▸ REQUIREMENTS:
Count every line in the entries that contains "object". Report that count alone.

▸ DATA FOR PROCESSING:
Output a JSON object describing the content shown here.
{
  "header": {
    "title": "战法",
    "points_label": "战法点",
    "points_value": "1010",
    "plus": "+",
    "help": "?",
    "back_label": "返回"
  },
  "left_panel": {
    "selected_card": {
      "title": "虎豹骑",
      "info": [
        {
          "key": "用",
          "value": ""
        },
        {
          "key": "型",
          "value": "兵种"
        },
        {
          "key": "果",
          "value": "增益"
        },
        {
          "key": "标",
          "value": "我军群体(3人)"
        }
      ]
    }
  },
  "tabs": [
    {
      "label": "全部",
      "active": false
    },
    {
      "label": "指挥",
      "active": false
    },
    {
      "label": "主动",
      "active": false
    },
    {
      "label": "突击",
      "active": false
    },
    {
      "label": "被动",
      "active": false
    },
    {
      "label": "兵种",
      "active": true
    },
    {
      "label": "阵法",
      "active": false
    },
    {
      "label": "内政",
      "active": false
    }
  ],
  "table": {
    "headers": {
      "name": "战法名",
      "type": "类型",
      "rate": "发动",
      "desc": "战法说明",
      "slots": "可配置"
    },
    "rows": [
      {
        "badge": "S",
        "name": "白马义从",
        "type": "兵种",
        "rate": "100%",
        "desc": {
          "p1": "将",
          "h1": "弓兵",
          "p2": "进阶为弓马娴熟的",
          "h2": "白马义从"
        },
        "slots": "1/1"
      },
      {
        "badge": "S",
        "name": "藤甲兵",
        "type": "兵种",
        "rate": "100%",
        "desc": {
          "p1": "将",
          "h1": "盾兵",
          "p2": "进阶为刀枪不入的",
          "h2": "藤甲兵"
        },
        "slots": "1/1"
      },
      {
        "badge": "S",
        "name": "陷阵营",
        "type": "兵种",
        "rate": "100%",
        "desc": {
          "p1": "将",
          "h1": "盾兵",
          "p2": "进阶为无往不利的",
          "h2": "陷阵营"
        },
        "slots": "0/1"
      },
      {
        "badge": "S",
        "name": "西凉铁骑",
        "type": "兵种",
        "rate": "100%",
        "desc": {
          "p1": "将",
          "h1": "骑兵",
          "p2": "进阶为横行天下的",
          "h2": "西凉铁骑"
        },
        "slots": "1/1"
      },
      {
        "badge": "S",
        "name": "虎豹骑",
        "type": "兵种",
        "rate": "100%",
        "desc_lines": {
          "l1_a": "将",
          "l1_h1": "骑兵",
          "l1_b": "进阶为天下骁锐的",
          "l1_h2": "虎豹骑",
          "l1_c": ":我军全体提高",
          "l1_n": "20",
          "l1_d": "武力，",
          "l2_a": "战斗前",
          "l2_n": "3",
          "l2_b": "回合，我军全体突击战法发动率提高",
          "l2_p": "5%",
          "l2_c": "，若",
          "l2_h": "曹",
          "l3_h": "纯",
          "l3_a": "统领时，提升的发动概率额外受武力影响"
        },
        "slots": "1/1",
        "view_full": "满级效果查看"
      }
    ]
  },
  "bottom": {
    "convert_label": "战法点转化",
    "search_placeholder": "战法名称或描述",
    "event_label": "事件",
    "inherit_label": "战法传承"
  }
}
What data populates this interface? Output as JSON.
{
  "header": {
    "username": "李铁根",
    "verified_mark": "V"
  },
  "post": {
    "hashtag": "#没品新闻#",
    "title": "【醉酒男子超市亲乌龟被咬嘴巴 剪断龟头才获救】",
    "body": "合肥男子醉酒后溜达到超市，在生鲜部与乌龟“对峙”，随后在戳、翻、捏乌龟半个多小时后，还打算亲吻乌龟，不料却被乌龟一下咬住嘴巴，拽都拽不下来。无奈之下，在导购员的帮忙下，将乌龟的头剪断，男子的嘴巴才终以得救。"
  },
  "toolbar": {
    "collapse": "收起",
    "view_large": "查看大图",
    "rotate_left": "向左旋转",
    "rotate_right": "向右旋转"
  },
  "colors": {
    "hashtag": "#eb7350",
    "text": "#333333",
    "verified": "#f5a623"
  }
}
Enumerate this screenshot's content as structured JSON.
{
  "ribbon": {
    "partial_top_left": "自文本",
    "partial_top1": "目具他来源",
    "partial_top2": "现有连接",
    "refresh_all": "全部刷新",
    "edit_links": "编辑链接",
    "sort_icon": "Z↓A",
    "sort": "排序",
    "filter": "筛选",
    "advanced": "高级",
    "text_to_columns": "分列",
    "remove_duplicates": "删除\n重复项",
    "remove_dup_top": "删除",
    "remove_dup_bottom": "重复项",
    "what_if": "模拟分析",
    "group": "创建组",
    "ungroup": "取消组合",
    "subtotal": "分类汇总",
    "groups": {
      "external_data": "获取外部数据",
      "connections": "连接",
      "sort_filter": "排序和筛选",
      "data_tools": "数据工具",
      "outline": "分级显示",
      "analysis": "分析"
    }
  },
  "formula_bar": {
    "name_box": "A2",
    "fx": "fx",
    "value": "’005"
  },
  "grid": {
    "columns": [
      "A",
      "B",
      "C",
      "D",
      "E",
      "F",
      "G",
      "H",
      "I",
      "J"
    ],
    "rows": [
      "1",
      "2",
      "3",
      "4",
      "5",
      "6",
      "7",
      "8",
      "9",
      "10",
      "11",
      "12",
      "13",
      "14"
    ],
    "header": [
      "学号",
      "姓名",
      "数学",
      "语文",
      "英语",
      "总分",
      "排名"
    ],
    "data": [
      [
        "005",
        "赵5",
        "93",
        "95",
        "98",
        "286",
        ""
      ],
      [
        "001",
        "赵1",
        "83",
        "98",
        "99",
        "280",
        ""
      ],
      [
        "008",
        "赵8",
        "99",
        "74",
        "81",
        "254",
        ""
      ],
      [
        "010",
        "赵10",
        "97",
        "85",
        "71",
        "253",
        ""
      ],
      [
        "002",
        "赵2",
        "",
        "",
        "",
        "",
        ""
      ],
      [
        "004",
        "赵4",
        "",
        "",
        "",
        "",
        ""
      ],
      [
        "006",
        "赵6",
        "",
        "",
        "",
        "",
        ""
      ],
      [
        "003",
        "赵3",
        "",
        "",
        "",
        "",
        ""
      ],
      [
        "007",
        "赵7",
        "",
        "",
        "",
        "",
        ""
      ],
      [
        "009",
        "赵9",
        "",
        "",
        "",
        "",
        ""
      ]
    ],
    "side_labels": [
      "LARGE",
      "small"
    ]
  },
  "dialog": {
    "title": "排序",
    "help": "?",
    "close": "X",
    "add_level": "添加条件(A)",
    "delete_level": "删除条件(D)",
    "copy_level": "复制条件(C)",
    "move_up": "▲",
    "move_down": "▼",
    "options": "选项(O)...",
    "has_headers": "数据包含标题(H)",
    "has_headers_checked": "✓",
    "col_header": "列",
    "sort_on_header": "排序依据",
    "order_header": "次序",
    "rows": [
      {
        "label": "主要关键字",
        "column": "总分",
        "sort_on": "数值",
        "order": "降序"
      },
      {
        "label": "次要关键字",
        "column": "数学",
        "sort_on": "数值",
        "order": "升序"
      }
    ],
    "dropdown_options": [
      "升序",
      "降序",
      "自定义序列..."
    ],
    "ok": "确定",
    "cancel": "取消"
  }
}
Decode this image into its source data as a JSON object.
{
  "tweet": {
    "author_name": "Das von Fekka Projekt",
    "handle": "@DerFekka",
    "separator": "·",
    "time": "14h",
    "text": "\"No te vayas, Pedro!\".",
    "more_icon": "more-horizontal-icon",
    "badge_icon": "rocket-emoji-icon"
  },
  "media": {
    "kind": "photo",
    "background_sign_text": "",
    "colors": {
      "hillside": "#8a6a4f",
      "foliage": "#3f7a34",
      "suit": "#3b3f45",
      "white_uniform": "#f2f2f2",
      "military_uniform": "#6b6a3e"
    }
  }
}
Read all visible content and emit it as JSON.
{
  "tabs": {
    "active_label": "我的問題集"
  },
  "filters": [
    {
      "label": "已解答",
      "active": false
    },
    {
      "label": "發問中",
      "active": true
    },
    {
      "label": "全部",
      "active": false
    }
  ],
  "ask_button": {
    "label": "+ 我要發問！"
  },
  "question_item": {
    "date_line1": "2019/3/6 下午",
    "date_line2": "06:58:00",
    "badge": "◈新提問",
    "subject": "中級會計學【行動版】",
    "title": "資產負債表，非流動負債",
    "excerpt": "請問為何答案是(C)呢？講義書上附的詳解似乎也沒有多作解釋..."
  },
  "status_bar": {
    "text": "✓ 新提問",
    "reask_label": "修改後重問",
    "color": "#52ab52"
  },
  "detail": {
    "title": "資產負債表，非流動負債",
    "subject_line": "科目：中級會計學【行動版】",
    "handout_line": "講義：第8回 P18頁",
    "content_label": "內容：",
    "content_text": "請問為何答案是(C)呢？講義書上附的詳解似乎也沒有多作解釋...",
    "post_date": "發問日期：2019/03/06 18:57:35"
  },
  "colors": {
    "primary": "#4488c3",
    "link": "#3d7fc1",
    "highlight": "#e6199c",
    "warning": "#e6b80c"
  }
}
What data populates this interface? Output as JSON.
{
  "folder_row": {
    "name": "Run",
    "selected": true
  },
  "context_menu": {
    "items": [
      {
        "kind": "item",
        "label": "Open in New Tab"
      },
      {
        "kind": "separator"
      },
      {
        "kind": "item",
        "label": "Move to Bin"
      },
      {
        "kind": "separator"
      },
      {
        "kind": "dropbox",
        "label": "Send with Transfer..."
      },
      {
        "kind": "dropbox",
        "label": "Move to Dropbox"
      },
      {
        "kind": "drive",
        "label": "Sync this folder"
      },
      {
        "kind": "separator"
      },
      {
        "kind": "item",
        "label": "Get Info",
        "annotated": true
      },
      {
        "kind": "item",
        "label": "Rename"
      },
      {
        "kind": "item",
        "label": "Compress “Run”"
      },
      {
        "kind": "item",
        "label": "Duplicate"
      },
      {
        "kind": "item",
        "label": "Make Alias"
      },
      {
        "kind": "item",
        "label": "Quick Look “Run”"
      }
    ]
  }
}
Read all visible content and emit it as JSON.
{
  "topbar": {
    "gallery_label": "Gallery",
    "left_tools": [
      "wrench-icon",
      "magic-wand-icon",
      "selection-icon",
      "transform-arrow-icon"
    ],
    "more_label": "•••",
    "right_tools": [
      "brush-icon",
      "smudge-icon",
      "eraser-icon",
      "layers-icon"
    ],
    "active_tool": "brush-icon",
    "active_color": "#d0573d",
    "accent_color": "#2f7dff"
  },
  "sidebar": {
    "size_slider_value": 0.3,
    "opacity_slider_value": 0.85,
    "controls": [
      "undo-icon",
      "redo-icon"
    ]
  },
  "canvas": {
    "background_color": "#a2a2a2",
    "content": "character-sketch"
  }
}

▸ RESULT OF THE EXERCISE:
2